▶ Dataset records
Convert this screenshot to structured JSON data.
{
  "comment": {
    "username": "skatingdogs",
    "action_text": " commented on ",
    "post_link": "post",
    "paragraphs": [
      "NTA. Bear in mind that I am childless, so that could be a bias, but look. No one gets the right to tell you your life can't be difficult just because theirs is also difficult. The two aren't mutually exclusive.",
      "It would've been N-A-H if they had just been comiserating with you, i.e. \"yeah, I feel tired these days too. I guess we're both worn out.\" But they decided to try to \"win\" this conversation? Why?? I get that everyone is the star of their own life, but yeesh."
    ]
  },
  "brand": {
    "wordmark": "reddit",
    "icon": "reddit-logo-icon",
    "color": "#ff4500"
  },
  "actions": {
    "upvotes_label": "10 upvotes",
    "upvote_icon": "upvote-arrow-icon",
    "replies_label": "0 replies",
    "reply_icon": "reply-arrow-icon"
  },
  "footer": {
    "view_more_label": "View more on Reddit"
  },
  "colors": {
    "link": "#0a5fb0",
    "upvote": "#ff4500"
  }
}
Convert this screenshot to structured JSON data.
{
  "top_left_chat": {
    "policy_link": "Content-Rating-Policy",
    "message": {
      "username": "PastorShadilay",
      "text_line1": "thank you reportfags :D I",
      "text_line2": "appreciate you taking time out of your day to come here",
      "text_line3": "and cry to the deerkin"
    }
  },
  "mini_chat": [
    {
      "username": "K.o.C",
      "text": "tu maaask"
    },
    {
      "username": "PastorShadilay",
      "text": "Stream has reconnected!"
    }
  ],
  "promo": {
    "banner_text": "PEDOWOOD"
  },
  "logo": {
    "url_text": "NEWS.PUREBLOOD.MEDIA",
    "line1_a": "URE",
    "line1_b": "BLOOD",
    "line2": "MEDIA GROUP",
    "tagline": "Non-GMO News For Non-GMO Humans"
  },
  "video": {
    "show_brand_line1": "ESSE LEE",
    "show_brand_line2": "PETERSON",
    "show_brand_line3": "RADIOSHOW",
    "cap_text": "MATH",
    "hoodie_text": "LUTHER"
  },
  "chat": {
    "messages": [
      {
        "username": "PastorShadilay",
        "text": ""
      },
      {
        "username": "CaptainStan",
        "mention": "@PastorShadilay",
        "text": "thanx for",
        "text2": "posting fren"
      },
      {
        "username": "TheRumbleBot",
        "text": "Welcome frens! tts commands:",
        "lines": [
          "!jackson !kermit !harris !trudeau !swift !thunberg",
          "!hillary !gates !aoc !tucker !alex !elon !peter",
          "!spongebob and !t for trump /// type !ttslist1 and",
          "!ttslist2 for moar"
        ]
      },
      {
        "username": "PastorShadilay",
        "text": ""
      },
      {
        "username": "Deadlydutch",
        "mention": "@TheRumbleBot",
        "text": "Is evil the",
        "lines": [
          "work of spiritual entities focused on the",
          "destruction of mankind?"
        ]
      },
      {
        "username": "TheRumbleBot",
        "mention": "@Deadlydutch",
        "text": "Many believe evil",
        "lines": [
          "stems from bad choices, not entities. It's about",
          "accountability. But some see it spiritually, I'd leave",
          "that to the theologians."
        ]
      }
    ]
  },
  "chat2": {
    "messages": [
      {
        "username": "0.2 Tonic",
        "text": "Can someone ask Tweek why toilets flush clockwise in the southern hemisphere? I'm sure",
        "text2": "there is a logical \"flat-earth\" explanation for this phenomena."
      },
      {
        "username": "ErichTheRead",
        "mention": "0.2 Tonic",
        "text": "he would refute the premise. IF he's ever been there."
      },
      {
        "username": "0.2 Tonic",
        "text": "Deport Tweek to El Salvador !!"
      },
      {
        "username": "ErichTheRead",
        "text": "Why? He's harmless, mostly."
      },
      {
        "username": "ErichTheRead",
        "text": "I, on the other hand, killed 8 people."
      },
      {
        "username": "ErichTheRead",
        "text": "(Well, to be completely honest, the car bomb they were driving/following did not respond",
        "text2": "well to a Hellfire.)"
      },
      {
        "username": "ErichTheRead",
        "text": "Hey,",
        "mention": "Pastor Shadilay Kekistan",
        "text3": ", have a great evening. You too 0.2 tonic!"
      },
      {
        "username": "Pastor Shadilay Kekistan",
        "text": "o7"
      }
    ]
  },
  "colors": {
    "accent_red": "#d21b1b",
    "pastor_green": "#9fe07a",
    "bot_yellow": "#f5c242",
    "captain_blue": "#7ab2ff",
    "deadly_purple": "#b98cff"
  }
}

▶ EXERCISE
Set down the entries verbatim, leaving none out.

▶ SOLVED EXERCISE
Convert this screenshot to structured JSON data.
{
  "comment": {
    "username": "skatingdogs",
    "action_text": " commented on ",
    "post_link": "post",
    "paragraphs": [
      "NTA. Bear in mind that I am childless, so that could be a bias, but look. No one gets the right to tell you your life can't be difficult just because theirs is also difficult. The two aren't mutually exclusive.",
      "It would've been N-A-H if they had just been comiserating with you, i.e. \"yeah, I feel tired these days too. I guess we're both worn out.\" But they decided to try to \"win\" this conversation? Why?? I get that everyone is the star of their own life, but yeesh."
    ]
  },
  "brand": {
    "wordmark": "reddit",
    "icon": "reddit-logo-icon",
    "color": "#ff4500"
  },
  "actions": {
    "upvotes_label": "10 upvotes",
    "upvote_icon": "upvote-arrow-icon",
    "replies_label": "0 replies",
    "reply_icon": "reply-arrow-icon"
  },
  "footer": {
    "view_more_label": "View more on Reddit"
  },
  "colors": {
    "link": "#0a5fb0",
    "upvote": "#ff4500"
  }
}
Convert this screenshot to structured JSON data.
{
  "top_left_chat": {
    "policy_link": "Content-Rating-Policy",
    "message": {
      "username": "PastorShadilay",
      "text_line1": "thank you reportfags :D I",
      "text_line2": "appreciate you taking time out of your day to come here",
      "text_line3": "and cry to the deerkin"
    }
  },
  "mini_chat": [
    {
      "username": "K.o.C",
      "text": "tu maaask"
    },
    {
      "username": "PastorShadilay",
      "text": "Stream has reconnected!"
    }
  ],
  "promo": {
    "banner_text": "PEDOWOOD"
  },
  "logo": {
    "url_text": "NEWS.PUREBLOOD.MEDIA",
    "line1_a": "URE",
    "line1_b": "BLOOD",
    "line2": "MEDIA GROUP",
    "tagline": "Non-GMO News For Non-GMO Humans"
  },
  "video": {
    "show_brand_line1": "ESSE LEE",
    "show_brand_line2": "PETERSON",
    "show_brand_line3": "RADIOSHOW",
    "cap_text": "MATH",
    "hoodie_text": "LUTHER"
  },
  "chat": {
    "messages": [
      {
        "username": "PastorShadilay",
        "text": ""
      },
      {
        "username": "CaptainStan",
        "mention": "@PastorShadilay",
        "text": "thanx for",
        "text2": "posting fren"
      },
      {
        "username": "TheRumbleBot",
        "text": "Welcome frens! tts commands:",
        "lines": [
          "!jackson !kermit !harris !trudeau !swift !thunberg",
          "!hillary !gates !aoc !tucker !alex !elon !peter",
          "!spongebob and !t for trump /// type !ttslist1 and",
          "!ttslist2 for moar"
        ]
      },
      {
        "username": "PastorShadilay",
        "text": ""
      },
      {
        "username": "Deadlydutch",
        "mention": "@TheRumbleBot",
        "text": "Is evil the",
        "lines": [
          "work of spiritual entities focused on the",
          "destruction of mankind?"
        ]
      },
      {
        "username": "TheRumbleBot",
        "mention": "@Deadlydutch",
        "text": "Many believe evil",
        "lines": [
          "stems from bad choices, not entities. It's about",
          "accountability. But some see it spiritually, I'd leave",
          "that to the theologians."
        ]
      }
    ]
  },
  "chat2": {
    "messages": [
      {
        "username": "0.2 Tonic",
        "text": "Can someone ask Tweek why toilets flush clockwise in the southern hemisphere? I'm sure",
        "text2": "there is a logical \"flat-earth\" explanation for this phenomena."
      },
      {
        "username": "ErichTheRead",
        "mention": "0.2 Tonic",
        "text": "he would refute the premise. IF he's ever been there."
      },
      {
        "username": "0.2 Tonic",
        "text": "Deport Tweek to El Salvador !!"
      },
      {
        "username": "ErichTheRead",
        "text": "Why? He's harmless, mostly."
      },
      {
        "username": "ErichTheRead",
        "text": "I, on the other hand, killed 8 people."
      },
      {
        "username": "ErichTheRead",
        "text": "(Well, to be completely honest, the car bomb they were driving/following did not respond",
        "text2": "well to a Hellfire.)"
      },
      {
        "username": "ErichTheRead",
        "text": "Hey,",
        "mention": "Pastor Shadilay Kekistan",
        "text3": ", have a great evening. You too 0.2 tonic!"
      },
      {
        "username": "Pastor Shadilay Kekistan",
        "text": "o7"
      }
    ]
  },
  "colors": {
    "accent_red": "#d21b1b",
    "pastor_green": "#9fe07a",
    "bot_yellow": "#f5c242",
    "captain_blue": "#7ab2ff",
    "deadly_purple": "#b98cff"
  }
}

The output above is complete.